Extracted records:

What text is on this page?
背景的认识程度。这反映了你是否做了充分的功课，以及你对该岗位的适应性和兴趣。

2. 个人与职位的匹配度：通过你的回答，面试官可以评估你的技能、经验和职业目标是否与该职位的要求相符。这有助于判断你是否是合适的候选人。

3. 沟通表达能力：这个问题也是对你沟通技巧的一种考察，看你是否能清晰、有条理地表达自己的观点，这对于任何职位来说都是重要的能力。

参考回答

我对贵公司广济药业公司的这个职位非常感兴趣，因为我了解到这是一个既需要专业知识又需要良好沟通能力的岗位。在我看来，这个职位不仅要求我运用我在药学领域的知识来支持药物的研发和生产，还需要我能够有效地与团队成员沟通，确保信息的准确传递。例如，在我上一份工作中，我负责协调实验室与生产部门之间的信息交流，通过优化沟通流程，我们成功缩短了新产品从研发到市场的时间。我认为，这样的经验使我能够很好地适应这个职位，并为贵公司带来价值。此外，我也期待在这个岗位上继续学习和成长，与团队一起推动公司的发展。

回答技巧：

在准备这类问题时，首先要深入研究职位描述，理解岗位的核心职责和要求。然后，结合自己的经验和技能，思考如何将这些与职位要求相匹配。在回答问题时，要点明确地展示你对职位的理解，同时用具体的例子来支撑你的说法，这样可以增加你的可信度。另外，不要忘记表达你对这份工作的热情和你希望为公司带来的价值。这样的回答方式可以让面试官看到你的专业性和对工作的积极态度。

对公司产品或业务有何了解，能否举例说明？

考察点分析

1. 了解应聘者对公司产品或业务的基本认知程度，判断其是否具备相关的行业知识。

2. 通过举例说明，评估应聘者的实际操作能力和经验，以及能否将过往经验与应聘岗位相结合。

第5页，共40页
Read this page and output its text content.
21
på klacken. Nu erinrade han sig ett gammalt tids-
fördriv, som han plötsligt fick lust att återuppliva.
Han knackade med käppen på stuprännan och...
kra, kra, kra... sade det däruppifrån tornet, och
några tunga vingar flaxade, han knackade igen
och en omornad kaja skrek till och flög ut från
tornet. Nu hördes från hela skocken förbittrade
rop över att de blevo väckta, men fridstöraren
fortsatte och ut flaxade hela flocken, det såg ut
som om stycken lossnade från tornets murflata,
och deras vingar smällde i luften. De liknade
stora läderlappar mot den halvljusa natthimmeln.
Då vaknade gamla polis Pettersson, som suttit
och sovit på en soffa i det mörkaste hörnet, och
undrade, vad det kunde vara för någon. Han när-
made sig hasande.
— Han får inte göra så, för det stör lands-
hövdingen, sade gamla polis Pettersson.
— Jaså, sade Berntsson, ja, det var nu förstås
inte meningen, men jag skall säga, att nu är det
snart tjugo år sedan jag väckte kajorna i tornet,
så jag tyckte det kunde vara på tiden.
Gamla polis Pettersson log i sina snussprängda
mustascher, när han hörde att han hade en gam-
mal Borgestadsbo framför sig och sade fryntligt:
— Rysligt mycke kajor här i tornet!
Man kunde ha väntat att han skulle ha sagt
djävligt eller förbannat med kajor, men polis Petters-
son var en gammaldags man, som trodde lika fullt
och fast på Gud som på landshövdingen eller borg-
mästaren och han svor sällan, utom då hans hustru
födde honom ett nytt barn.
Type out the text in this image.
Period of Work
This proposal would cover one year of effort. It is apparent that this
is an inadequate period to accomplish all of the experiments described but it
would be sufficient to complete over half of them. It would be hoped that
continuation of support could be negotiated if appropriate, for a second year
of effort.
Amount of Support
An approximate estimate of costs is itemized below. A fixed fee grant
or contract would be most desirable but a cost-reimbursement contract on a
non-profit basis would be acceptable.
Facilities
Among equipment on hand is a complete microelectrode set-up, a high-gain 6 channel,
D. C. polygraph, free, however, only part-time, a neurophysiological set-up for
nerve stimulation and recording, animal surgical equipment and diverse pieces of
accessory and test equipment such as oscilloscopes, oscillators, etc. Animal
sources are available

Work required:
Output the complete data exactly as written.

Correct result:
What text is on this page?
背景的认识程度。这反映了你是否做了充分的功课，以及你对该岗位的适应性和兴趣。

2. 个人与职位的匹配度：通过你的回答，面试官可以评估你的技能、经验和职业目标是否与该职位的要求相符。这有助于判断你是否是合适的候选人。

3. 沟通表达能力：这个问题也是对你沟通技巧的一种考察，看你是否能清晰、有条理地表达自己的观点，这对于任何职位来说都是重要的能力。

参考回答

我对贵公司广济药业公司的这个职位非常感兴趣，因为我了解到这是一个既需要专业知识又需要良好沟通能力的岗位。在我看来，这个职位不仅要求我运用我在药学领域的知识来支持药物的研发和生产，还需要我能够有效地与团队成员沟通，确保信息的准确传递。例如，在我上一份工作中，我负责协调实验室与生产部门之间的信息交流，通过优化沟通流程，我们成功缩短了新产品从研发到市场的时间。我认为，这样的经验使我能够很好地适应这个职位，并为贵公司带来价值。此外，我也期待在这个岗位上继续学习和成长，与团队一起推动公司的发展。

回答技巧：

在准备这类问题时，首先要深入研究职位描述，理解岗位的核心职责和要求。然后，结合自己的经验和技能，思考如何将这些与职位要求相匹配。在回答问题时，要点明确地展示你对职位的理解，同时用具体的例子来支撑你的说法，这样可以增加你的可信度。另外，不要忘记表达你对这份工作的热情和你希望为公司带来的价值。这样的回答方式可以让面试官看到你的专业性和对工作的积极态度。

对公司产品或业务有何了解，能否举例说明？

考察点分析

1. 了解应聘者对公司产品或业务的基本认知程度，判断其是否具备相关的行业知识。

2. 通过举例说明，评估应聘者的实际操作能力和经验，以及能否将过往经验与应聘岗位相结合。

第5页，共40页
Read this page and output its text content.
21
på klacken. Nu erinrade han sig ett gammalt tids-
fördriv, som han plötsligt fick lust att återuppliva.
Han knackade med käppen på stuprännan och...
kra, kra, kra... sade det däruppifrån tornet, och
några tunga vingar flaxade, han knackade igen
och en omornad kaja skrek till och flög ut från
tornet. Nu hördes från hela skocken förbittrade
rop över att de blevo väckta, men fridstöraren
fortsatte och ut flaxade hela flocken, det såg ut
som om stycken lossnade från tornets murflata,
och deras vingar smällde i luften. De liknade
stora läderlappar mot den halvljusa natthimmeln.
Då vaknade gamla polis Pettersson, som suttit
och sovit på en soffa i det mörkaste hörnet, och
undrade, vad det kunde vara för någon. Han när-
made sig hasande.
— Han får inte göra så, för det stör lands-
hövdingen, sade gamla polis Pettersson.
— Jaså, sade Berntsson, ja, det var nu förstås
inte meningen, men jag skall säga, att nu är det
snart tjugo år sedan jag väckte kajorna i tornet,
så jag tyckte det kunde vara på tiden.
Gamla polis Pettersson log i sina snussprängda
mustascher, när han hörde att han hade en gam-
mal Borgestadsbo framför sig och sade fryntligt:
— Rysligt mycke kajor här i tornet!
Man kunde ha väntat att han skulle ha sagt
djävligt eller förbannat med kajor, men polis Petters-
son var en gammaldags man, som trodde lika fullt
och fast på Gud som på landshövdingen eller borg-
mästaren och han svor sällan, utom då hans hustru
födde honom ett nytt barn.
Type out the text in this image.
Period of Work
This proposal would cover one year of effort. It is apparent that this
is an inadequate period to accomplish all of the experiments described but it
would be sufficient to complete over half of them. It would be hoped that
continuation of support could be negotiated if appropriate, for a second year
of effort.
Amount of Support
An approximate estimate of costs is itemized below. A fixed fee grant
or contract would be most desirable but a cost-reimbursement contract on a
non-profit basis would be acceptable.
Facilities
Among equipment on hand is a complete microelectrode set-up, a high-gain 6 channel,
D. C. polygraph, free, however, only part-time, a neurophysiological set-up for
nerve stimulation and recording, animal surgical equipment and diverse pieces of
accessory and test equipment such as oscilloscopes, oscillators, etc. Animal
sources are available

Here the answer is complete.